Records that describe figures
——
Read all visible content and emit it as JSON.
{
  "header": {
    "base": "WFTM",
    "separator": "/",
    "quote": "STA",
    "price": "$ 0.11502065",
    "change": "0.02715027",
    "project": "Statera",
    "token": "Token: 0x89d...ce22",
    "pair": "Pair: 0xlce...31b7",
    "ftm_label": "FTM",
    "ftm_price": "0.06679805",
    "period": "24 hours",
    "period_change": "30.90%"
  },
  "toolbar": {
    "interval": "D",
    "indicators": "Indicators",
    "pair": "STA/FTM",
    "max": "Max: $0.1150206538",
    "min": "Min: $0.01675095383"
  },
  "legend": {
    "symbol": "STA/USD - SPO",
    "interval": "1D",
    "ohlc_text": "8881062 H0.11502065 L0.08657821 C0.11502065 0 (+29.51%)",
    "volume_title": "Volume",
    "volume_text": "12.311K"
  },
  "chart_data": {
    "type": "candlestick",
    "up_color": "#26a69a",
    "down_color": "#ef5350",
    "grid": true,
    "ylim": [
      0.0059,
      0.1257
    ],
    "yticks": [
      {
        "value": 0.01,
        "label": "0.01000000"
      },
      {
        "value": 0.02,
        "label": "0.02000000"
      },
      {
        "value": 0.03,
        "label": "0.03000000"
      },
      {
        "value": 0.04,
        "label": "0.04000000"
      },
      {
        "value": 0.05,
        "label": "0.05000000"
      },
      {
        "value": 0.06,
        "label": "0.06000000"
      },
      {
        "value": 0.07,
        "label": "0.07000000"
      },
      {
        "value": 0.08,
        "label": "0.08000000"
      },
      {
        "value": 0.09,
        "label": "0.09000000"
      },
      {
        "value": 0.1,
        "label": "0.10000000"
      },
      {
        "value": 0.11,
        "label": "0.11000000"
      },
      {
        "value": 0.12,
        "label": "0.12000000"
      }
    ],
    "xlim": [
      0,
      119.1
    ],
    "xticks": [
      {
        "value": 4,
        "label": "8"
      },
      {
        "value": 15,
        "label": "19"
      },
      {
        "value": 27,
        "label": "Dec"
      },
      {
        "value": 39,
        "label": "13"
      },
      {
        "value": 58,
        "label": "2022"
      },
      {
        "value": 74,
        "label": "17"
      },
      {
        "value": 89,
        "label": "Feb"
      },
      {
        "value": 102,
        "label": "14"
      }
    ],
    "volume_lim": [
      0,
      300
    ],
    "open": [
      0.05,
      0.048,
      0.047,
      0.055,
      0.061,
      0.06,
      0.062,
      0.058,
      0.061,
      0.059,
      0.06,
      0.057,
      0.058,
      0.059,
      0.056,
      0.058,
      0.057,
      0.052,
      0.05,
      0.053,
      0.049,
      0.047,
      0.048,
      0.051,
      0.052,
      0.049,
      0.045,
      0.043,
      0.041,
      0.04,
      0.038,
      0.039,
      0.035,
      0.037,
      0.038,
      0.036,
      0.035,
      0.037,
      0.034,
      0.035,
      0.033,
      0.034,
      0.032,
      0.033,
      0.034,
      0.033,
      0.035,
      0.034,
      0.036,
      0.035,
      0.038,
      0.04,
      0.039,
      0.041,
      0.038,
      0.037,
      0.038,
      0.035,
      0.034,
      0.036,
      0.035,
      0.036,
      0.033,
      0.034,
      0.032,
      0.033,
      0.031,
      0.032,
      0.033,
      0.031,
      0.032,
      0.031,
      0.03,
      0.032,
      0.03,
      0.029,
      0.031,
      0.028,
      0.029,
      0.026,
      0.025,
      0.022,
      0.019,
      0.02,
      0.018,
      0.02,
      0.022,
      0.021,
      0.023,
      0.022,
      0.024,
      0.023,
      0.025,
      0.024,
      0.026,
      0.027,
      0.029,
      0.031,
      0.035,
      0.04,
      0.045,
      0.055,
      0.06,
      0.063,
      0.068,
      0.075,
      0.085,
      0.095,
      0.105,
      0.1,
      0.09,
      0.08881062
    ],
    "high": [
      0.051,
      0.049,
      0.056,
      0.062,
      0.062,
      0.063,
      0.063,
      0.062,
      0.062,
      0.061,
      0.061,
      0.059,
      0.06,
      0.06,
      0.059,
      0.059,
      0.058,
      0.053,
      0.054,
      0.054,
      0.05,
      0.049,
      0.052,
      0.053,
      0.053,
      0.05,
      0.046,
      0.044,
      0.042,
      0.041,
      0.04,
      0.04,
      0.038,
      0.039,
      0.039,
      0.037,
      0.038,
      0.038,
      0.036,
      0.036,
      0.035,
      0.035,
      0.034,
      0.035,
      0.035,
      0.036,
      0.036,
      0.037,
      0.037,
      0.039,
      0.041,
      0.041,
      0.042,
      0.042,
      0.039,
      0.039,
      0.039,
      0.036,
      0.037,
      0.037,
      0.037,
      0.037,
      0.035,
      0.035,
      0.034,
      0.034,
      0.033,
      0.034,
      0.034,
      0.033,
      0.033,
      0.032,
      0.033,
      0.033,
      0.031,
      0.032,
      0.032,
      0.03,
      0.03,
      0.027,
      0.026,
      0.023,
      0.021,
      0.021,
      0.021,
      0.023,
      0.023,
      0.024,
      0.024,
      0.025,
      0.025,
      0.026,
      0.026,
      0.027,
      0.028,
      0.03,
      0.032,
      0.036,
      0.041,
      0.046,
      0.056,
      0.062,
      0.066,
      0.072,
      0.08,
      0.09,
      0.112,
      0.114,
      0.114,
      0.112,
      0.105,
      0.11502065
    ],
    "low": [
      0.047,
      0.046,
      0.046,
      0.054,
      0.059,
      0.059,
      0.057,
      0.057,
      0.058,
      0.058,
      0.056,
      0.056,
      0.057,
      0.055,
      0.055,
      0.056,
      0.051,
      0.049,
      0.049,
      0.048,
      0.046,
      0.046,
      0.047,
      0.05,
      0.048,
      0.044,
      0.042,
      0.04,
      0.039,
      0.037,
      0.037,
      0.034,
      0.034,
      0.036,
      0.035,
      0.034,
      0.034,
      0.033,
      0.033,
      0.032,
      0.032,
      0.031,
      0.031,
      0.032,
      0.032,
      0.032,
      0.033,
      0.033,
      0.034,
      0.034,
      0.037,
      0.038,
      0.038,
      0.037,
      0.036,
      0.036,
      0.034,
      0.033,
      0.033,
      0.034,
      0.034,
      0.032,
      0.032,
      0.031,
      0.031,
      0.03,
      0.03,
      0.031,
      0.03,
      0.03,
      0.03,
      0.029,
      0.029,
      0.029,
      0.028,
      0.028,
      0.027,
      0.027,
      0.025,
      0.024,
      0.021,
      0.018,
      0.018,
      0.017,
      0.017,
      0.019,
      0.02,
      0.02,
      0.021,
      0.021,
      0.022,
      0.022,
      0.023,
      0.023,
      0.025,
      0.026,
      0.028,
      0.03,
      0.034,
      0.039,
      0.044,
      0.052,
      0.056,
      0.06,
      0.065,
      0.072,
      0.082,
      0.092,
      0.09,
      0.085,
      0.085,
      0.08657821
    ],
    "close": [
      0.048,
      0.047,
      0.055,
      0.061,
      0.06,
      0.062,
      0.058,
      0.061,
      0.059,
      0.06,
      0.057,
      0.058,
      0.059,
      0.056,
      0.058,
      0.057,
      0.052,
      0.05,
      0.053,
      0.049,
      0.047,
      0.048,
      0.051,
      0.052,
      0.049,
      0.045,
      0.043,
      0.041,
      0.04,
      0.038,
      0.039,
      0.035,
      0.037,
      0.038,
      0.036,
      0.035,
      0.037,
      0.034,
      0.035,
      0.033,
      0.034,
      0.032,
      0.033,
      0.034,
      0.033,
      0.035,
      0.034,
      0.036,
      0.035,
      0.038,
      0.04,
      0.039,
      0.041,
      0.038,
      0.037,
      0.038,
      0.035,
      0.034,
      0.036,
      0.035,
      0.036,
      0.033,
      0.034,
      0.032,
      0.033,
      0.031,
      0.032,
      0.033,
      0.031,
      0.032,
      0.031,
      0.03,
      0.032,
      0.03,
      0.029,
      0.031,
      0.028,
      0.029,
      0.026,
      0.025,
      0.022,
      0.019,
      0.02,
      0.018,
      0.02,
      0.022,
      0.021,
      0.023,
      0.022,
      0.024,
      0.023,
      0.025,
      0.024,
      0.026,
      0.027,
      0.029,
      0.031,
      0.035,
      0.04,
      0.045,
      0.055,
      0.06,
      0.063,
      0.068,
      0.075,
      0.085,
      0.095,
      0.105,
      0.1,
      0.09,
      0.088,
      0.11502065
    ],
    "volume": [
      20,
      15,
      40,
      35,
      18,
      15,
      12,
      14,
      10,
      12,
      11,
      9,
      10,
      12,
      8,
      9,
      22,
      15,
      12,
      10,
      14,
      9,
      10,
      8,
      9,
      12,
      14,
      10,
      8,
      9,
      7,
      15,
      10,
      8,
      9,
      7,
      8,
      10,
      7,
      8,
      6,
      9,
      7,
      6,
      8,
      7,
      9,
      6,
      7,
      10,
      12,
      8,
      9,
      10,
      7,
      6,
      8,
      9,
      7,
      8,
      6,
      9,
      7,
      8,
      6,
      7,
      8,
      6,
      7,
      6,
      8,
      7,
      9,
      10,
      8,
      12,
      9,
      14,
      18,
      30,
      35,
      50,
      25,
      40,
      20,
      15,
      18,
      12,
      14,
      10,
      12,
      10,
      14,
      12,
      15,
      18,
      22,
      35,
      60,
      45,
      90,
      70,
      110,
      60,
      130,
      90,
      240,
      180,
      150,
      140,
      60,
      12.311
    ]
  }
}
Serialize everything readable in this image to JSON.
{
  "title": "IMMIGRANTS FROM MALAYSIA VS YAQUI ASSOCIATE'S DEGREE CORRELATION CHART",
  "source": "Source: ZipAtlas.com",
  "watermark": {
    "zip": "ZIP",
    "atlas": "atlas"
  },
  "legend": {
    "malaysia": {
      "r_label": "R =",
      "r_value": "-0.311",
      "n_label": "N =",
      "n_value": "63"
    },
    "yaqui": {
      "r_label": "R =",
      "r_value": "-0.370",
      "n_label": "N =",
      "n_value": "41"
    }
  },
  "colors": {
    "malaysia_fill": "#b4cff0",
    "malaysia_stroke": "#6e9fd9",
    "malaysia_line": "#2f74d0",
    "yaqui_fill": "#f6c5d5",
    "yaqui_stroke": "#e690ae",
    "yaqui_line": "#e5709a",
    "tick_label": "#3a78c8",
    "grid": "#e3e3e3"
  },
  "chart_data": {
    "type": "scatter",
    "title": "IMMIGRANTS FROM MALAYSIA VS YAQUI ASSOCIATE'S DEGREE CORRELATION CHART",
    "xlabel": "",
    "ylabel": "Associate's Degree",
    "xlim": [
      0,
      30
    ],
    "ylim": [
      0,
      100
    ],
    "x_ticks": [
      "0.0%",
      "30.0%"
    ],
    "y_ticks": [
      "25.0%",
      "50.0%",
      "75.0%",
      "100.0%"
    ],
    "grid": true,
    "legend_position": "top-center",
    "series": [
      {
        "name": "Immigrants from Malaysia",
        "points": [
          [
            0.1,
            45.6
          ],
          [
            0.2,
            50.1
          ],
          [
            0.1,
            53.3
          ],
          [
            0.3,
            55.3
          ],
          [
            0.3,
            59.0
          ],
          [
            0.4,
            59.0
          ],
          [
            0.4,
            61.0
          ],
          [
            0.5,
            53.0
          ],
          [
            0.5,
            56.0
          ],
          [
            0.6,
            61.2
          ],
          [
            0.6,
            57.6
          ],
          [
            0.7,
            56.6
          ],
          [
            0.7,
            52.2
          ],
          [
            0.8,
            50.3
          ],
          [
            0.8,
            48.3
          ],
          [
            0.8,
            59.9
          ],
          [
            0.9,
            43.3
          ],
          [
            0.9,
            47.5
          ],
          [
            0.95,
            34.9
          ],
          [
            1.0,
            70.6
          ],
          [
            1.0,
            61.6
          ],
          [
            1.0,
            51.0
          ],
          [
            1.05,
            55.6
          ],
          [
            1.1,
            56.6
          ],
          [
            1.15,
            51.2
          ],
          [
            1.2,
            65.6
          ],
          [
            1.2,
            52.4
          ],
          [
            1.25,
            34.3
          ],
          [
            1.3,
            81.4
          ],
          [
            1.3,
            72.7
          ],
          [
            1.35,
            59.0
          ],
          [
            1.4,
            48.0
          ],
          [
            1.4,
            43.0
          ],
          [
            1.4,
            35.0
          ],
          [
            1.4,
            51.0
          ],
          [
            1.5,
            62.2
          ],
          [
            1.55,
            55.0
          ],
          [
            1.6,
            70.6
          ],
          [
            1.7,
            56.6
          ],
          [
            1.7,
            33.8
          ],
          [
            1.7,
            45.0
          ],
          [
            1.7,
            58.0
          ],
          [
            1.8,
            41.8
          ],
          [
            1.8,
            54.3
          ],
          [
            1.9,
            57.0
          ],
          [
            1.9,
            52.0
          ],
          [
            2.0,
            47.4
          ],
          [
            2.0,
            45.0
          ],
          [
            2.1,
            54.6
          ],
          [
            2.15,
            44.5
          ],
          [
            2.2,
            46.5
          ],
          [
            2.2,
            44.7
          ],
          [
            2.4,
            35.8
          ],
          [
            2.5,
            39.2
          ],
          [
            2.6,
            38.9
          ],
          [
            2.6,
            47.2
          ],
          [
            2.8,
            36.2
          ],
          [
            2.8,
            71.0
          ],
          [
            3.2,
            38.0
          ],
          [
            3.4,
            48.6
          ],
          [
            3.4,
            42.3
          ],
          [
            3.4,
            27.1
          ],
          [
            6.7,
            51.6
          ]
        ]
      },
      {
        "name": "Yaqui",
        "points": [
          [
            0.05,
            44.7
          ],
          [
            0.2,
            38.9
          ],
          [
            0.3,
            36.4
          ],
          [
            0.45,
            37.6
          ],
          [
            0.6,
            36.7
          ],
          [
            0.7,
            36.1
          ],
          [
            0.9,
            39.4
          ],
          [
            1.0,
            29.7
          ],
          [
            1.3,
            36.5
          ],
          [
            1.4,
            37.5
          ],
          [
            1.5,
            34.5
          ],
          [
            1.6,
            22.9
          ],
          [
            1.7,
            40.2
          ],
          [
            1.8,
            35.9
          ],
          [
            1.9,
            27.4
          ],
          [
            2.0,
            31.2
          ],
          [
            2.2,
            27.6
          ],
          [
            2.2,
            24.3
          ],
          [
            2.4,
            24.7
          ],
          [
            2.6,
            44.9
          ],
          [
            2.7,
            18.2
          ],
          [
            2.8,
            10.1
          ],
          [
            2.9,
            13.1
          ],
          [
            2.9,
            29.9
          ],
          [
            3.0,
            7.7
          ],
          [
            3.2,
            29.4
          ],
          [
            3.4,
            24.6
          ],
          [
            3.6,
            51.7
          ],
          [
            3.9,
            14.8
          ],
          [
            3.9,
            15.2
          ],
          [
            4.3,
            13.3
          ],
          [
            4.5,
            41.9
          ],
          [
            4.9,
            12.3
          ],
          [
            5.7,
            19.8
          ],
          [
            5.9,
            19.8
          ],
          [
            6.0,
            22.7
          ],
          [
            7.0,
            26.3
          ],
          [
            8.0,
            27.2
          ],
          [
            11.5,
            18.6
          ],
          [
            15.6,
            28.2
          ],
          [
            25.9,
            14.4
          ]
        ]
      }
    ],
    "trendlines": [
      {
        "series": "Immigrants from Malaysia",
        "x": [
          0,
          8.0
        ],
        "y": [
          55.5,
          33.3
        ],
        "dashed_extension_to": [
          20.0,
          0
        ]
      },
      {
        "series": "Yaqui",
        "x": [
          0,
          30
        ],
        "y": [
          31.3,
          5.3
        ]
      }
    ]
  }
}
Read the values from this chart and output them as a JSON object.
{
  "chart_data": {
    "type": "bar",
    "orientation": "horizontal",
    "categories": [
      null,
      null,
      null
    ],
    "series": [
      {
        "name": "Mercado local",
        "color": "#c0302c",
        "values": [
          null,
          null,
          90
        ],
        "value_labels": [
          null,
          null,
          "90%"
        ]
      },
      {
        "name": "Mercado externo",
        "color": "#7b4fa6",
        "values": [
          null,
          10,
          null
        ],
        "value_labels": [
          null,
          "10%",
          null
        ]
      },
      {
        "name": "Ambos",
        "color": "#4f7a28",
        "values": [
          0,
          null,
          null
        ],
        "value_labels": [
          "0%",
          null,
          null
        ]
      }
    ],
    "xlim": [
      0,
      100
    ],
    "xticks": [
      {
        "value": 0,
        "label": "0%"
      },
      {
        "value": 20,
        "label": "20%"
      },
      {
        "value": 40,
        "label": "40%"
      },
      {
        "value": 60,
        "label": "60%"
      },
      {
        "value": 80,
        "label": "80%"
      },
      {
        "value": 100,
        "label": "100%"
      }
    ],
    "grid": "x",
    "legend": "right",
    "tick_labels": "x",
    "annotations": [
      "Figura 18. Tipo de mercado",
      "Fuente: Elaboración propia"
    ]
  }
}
——
## Task objective
Which lines in the listing above hold the word "CORRELATION"? Show each of them.

## Output for this exercise
  "title": "IMMIGRANTS FROM MALAYSIA VS YAQUI ASSOCIATE'S DEGREE CORRELATION CHART",
    "title": "IMMIGRANTS FROM MALAYSIA VS YAQUI ASSOCIATE'S DEGREE CORRELATION CHART",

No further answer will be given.